• [CHALLENGE] Go through the lines below and copy each one that holds the string "Meanings".

- - - - - - -

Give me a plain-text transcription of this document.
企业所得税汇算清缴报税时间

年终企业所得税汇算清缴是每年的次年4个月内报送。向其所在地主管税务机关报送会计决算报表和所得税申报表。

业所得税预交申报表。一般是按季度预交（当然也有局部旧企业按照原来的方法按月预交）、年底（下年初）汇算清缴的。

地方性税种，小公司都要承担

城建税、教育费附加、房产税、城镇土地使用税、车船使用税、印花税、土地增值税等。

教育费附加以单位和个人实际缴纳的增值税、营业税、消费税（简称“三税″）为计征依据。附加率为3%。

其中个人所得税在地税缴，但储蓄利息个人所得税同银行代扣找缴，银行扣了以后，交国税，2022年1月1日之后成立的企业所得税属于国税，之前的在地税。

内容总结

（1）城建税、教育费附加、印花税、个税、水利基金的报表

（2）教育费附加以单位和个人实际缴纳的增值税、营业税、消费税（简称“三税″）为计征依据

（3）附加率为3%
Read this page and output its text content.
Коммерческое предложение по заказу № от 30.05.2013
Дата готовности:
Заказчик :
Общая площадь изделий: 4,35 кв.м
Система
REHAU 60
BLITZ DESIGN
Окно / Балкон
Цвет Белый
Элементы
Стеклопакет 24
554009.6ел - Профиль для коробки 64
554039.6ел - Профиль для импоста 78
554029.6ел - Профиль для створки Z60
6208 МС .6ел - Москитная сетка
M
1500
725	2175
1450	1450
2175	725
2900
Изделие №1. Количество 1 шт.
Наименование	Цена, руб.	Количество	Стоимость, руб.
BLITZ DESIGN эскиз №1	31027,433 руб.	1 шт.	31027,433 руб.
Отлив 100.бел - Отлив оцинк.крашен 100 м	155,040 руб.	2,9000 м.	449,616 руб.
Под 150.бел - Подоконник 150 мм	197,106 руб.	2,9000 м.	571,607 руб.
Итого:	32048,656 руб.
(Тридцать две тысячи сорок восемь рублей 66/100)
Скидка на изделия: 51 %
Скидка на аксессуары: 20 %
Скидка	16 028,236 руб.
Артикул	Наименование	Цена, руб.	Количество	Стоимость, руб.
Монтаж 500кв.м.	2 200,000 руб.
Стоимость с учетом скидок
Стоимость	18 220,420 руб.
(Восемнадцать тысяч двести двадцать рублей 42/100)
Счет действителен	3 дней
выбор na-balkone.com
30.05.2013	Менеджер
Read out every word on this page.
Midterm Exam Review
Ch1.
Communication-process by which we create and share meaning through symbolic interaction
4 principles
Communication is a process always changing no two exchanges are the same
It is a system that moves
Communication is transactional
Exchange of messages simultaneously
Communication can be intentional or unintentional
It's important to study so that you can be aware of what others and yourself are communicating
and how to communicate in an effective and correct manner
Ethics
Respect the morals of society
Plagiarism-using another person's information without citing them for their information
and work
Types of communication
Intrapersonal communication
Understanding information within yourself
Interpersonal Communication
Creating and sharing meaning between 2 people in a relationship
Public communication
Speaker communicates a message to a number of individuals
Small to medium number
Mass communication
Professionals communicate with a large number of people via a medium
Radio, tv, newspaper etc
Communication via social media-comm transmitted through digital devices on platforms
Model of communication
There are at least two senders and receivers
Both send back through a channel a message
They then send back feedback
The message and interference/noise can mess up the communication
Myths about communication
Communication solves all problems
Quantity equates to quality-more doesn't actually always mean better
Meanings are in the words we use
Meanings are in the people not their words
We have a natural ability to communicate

- - - - - - -

• [SOLUTION]
Meanings are in the words we use
Meanings are in the people not their words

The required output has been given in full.